Goal: Pictures should be excluded; otherwise, copy every entry exactly.

★ ★ ★ ★ ★ ★ ★

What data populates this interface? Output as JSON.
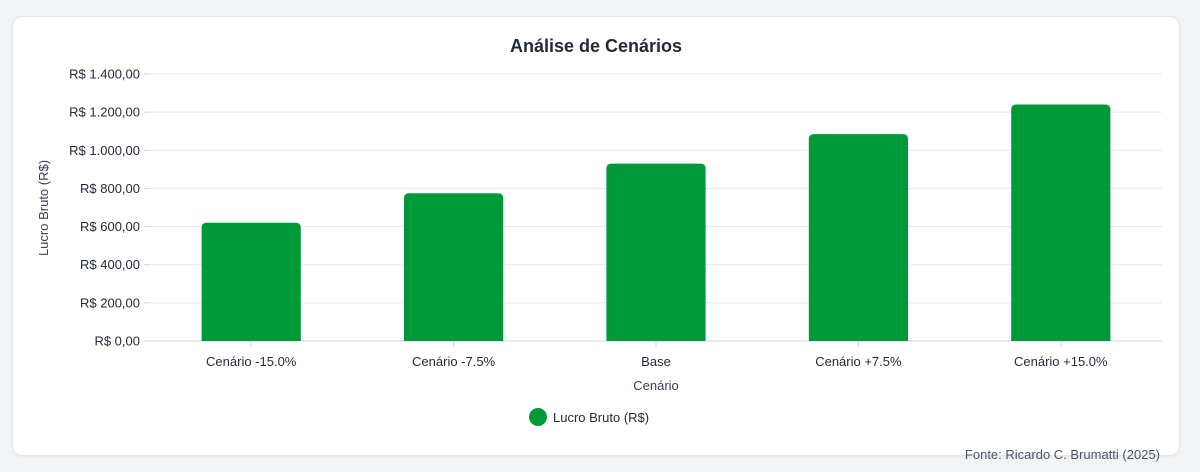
{
  "chart_data": {
    "type": "bar",
    "title": "Análise de Cenários",
    "xlabel": "Cenário",
    "ylabel": "Lucro Bruto (R$)",
    "categories": [
      "Cenário -15.0%",
      "Cenário -7.5%",
      "Base",
      "Cenário +7.5%",
      "Cenário +15.0%"
    ],
    "series": [
      {
        "name": "Lucro Bruto (R$)",
        "color": "#00993a",
        "values": [
          620,
          775,
          930,
          1085,
          1240
        ]
      }
    ],
    "ylim": [
      0,
      1400
    ],
    "yticks": [
      0,
      200,
      400,
      600,
      800,
      1000,
      1200,
      1400
    ],
    "ytick_labels": [
      "R$ 0,00",
      "R$ 200,00",
      "R$ 400,00",
      "R$ 600,00",
      "R$ 800,00",
      "R$ 1.000,00",
      "R$ 1.200,00",
      "R$ 1.400,00"
    ],
    "grid": true,
    "legend_position": "bottom-center",
    "source": "Fonte: Ricardo C. Brumatti (2025)"
  }
}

★ ★ ★ ★ ★ ★ ★

Answer to this exercise:
What data populates this interface? Output as JSON.
{
  "chart_data": {
    "type": "bar",
    "title": "Análise de Cenários",
    "xlabel": "Cenário",
    "ylabel": "Lucro Bruto (R$)",
    "categories": [
      "Cenário -15.0%",
      "Cenário -7.5%",
      "Base",
      "Cenário +7.5%",
      "Cenário +15.0%"
    ],
    "series": [
      {
        "name": "Lucro Bruto (R$)",
        "color": "#00993a",
        "values": [
          620,
          775,
          930,
          1085,
          1240
        ]
      }
    ],
    "ylim": [
      0,
      1400
    ],
    "yticks": [
      0,
      200,
      400,
      600,
      800,
      1000,
      1200,
      1400
    ],
    "ytick_labels": [
      "R$ 0,00",
      "R$ 200,00",
      "R$ 400,00",
      "R$ 600,00",
      "R$ 800,00",
      "R$ 1.000,00",
      "R$ 1.200,00",
      "R$ 1.400,00"
    ],
    "grid": true,
    "legend_position": "bottom-center",
    "source": "Fonte: Ricardo C. Brumatti (2025)"
  }
}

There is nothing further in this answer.